MATERIAL:

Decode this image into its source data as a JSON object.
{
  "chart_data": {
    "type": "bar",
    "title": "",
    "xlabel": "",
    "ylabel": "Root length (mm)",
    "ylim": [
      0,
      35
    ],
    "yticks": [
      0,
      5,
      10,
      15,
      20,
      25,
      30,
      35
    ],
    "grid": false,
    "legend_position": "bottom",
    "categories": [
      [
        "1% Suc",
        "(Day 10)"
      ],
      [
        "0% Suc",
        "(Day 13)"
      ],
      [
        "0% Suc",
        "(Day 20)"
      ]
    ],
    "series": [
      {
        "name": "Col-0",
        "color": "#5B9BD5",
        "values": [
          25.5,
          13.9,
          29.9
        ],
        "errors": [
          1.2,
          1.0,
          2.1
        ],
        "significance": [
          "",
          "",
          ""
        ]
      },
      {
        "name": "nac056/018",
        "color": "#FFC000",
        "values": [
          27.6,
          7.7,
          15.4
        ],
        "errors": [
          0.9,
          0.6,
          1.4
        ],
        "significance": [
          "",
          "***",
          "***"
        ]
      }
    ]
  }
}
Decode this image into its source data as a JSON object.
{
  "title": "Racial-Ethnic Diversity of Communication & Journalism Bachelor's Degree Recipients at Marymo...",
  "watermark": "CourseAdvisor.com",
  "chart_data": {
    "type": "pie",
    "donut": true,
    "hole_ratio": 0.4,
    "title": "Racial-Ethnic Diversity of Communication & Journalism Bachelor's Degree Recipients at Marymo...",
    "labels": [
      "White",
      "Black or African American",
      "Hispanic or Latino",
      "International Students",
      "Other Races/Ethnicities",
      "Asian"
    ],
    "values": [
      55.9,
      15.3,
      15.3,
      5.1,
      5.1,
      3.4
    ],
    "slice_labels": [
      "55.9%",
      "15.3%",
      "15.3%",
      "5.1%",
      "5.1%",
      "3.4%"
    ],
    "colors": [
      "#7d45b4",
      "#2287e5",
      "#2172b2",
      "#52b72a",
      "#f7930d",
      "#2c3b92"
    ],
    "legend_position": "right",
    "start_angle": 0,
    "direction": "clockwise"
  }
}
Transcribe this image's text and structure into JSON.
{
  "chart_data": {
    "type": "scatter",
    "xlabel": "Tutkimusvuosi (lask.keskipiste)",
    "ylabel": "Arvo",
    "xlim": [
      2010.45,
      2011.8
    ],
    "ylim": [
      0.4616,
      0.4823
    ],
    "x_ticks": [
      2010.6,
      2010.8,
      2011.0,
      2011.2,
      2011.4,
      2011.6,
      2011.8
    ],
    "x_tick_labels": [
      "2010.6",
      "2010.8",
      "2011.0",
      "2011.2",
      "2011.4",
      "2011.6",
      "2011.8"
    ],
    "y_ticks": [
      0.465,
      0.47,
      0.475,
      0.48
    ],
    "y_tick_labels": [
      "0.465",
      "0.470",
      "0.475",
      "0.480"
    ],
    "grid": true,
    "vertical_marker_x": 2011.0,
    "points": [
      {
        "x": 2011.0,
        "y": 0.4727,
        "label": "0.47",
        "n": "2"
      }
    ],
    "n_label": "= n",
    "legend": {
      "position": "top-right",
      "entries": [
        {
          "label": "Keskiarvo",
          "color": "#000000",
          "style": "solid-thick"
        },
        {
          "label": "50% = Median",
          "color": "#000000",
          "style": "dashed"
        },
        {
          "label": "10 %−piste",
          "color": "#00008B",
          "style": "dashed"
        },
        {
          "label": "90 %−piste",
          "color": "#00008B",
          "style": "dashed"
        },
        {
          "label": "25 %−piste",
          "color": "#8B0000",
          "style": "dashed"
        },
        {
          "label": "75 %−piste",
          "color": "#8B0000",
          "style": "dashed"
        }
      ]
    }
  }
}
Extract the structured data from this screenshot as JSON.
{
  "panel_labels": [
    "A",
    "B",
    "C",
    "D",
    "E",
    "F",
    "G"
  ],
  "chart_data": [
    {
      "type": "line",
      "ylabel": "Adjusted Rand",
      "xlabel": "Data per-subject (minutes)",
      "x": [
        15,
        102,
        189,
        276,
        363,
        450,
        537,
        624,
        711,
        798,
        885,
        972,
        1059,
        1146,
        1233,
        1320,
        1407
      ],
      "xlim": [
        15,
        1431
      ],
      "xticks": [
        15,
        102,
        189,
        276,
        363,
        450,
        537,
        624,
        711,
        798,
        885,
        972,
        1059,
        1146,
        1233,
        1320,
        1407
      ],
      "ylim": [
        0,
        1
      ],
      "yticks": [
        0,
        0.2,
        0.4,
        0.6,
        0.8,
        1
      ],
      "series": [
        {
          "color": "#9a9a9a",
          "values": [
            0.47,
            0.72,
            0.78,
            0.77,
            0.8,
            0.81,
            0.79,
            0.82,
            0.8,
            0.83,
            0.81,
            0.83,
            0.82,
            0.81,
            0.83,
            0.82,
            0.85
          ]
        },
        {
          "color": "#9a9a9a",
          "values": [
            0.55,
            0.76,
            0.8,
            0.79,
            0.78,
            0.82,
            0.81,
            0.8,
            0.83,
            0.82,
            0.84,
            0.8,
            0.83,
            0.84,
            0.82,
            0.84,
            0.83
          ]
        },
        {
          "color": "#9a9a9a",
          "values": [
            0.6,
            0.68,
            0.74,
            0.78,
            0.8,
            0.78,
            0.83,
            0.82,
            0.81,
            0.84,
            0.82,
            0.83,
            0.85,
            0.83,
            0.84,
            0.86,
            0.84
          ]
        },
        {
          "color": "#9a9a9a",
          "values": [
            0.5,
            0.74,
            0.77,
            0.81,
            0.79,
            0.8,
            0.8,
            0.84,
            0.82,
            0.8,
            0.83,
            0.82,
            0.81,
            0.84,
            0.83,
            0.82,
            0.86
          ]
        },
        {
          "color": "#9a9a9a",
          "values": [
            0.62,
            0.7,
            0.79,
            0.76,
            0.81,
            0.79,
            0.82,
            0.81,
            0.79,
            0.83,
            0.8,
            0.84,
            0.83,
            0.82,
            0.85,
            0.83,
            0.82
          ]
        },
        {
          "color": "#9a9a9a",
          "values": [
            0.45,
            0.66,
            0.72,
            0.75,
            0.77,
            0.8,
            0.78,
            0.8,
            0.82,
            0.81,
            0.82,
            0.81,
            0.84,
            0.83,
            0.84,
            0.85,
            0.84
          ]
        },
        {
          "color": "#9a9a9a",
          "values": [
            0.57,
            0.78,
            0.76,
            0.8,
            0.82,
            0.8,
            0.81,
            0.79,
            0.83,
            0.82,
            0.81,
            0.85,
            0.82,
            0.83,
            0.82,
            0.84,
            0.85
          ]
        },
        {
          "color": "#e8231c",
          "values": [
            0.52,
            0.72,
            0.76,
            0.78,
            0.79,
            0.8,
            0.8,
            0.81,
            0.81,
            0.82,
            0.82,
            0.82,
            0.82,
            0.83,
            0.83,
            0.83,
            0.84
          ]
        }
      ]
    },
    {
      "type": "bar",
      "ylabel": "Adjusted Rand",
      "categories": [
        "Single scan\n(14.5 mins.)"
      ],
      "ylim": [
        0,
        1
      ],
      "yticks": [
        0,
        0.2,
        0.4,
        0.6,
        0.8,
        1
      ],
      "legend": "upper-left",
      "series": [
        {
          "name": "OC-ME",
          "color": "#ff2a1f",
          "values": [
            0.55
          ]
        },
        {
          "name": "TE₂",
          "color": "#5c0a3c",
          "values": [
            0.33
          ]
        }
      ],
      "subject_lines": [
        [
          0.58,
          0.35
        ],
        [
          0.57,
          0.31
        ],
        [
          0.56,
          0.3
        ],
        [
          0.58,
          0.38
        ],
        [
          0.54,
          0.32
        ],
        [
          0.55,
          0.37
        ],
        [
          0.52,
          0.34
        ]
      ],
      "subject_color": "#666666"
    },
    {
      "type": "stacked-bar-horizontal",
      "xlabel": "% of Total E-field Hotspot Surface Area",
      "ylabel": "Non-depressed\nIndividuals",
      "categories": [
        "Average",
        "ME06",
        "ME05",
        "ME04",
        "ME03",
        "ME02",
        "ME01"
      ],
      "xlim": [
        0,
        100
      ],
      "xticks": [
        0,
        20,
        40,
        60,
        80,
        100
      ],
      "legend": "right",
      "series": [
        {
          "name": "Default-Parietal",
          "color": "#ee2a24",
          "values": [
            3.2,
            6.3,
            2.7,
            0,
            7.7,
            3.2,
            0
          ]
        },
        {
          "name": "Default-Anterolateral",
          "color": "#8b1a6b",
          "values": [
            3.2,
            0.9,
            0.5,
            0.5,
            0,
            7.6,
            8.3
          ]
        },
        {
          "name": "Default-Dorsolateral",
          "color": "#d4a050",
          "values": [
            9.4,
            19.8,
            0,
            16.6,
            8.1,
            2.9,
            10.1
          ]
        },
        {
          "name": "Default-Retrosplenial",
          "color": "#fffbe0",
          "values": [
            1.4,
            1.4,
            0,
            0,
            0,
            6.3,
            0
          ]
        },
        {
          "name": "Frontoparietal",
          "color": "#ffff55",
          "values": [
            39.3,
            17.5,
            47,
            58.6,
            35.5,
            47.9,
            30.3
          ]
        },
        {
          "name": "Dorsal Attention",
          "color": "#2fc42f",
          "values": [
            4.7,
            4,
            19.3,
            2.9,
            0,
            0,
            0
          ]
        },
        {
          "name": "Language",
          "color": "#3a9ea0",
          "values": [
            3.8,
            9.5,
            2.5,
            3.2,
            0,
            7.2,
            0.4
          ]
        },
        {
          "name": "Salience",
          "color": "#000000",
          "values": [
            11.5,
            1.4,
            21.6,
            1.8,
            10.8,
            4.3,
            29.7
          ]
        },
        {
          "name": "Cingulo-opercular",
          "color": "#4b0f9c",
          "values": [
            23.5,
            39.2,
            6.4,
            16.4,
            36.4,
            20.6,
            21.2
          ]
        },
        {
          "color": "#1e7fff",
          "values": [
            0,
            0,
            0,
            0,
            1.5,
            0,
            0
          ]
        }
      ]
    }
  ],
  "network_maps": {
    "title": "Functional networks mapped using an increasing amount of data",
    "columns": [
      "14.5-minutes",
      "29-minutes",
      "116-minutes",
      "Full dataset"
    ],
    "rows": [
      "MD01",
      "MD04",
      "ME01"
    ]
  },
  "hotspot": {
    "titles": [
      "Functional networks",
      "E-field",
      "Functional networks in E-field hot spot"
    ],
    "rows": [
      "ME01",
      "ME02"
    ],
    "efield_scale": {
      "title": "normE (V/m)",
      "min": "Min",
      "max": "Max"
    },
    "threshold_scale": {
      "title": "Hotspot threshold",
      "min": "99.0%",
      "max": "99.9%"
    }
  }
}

PROBLEM TO SOLVE:
Go through the preceding material and copy each line that has the word "ylabel".

RESPONSE TO THE EXERCISE:
    "ylabel": "Root length (mm)",
    "ylabel": "Arvo",
      "ylabel": "Adjusted Rand",
      "ylabel": "Adjusted Rand",
      "ylabel": "Non-depressed\nIndividuals",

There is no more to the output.